▸ Given instruction
Transcribe all the records with complete accuracy.
--- Task input ---
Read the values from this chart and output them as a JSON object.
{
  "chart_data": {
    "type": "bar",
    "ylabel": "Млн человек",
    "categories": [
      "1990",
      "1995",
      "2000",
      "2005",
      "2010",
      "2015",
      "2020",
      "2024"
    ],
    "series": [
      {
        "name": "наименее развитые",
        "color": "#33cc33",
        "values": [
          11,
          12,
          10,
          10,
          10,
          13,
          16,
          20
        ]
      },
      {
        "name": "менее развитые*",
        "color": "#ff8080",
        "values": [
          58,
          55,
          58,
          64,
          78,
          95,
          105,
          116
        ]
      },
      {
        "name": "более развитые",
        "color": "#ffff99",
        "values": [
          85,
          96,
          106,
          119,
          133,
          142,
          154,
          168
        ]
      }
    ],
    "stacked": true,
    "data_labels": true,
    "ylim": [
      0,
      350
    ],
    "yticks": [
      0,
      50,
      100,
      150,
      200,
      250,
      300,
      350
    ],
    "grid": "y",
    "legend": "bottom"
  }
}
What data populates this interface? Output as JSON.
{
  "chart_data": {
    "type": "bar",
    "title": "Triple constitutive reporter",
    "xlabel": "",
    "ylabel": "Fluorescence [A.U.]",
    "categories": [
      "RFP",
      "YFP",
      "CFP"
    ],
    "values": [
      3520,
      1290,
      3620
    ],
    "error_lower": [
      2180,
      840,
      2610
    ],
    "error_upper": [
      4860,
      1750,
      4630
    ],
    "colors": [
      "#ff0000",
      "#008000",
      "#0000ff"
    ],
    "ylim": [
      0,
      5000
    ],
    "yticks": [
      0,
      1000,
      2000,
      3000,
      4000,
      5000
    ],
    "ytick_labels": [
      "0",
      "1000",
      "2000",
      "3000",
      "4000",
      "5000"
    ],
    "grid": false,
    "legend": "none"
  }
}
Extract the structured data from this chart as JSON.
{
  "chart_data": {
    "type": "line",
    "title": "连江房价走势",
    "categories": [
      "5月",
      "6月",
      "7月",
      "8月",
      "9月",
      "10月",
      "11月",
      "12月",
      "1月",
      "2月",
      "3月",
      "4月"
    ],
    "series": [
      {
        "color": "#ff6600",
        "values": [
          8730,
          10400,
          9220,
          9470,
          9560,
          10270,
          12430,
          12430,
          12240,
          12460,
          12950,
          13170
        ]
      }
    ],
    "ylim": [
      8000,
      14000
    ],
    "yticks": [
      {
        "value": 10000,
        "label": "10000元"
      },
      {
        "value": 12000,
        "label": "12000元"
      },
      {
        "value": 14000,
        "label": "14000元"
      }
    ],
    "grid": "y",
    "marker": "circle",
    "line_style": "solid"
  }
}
---
▸ Response to this task
Read the values from this chart and output them as a JSON object.
{
  "chart_data": {
    "type": "bar",
    "ylabel": "Млн человек",
    "categories": [
      "1990",
      "1995",
      "2000",
      "2005",
      "2010",
      "2015",
      "2020",
      "2024"
    ],
    "series": [
      {
        "name": "наименее развитые",
        "color": "#33cc33",
        "values": [
          11,
          12,
          10,
          10,
          10,
          13,
          16,
          20
        ]
      },
      {
        "name": "менее развитые*",
        "color": "#ff8080",
        "values": [
          58,
          55,
          58,
          64,
          78,
          95,
          105,
          116
        ]
      },
      {
        "name": "более развитые",
        "color": "#ffff99",
        "values": [
          85,
          96,
          106,
          119,
          133,
          142,
          154,
          168
        ]
      }
    ],
    "stacked": true,
    "data_labels": true,
    "ylim": [
      0,
      350
    ],
    "yticks": [
      0,
      50,
      100,
      150,
      200,
      250,
      300,
      350
    ],
    "grid": "y",
    "legend": "bottom"
  }
}
What data populates this interface? Output as JSON.
{
  "chart_data": {
    "type": "bar",
    "title": "Triple constitutive reporter",
    "xlabel": "",
    "ylabel": "Fluorescence [A.U.]",
    "categories": [
      "RFP",
      "YFP",
      "CFP"
    ],
    "values": [
      3520,
      1290,
      3620
    ],
    "error_lower": [
      2180,
      840,
      2610
    ],
    "error_upper": [
      4860,
      1750,
      4630
    ],
    "colors": [
      "#ff0000",
      "#008000",
      "#0000ff"
    ],
    "ylim": [
      0,
      5000
    ],
    "yticks": [
      0,
      1000,
      2000,
      3000,
      4000,
      5000
    ],
    "ytick_labels": [
      "0",
      "1000",
      "2000",
      "3000",
      "4000",
      "5000"
    ],
    "grid": false,
    "legend": "none"
  }
}
Extract the structured data from this chart as JSON.
{
  "chart_data": {
    "type": "line",
    "title": "连江房价走势",
    "categories": [
      "5月",
      "6月",
      "7月",
      "8月",
      "9月",
      "10月",
      "11月",
      "12月",
      "1月",
      "2月",
      "3月",
      "4月"
    ],
    "series": [
      {
        "color": "#ff6600",
        "values": [
          8730,
          10400,
          9220,
          9470,
          9560,
          10270,
          12430,
          12430,
          12240,
          12460,
          12950,
          13170
        ]
      }
    ],
    "ylim": [
      8000,
      14000
    ],
    "yticks": [
      {
        "value": 10000,
        "label": "10000元"
      },
      {
        "value": 12000,
        "label": "12000元"
      },
      {
        "value": 14000,
        "label": "14000元"
      }
    ],
    "grid": "y",
    "marker": "circle",
    "line_style": "solid"
  }
}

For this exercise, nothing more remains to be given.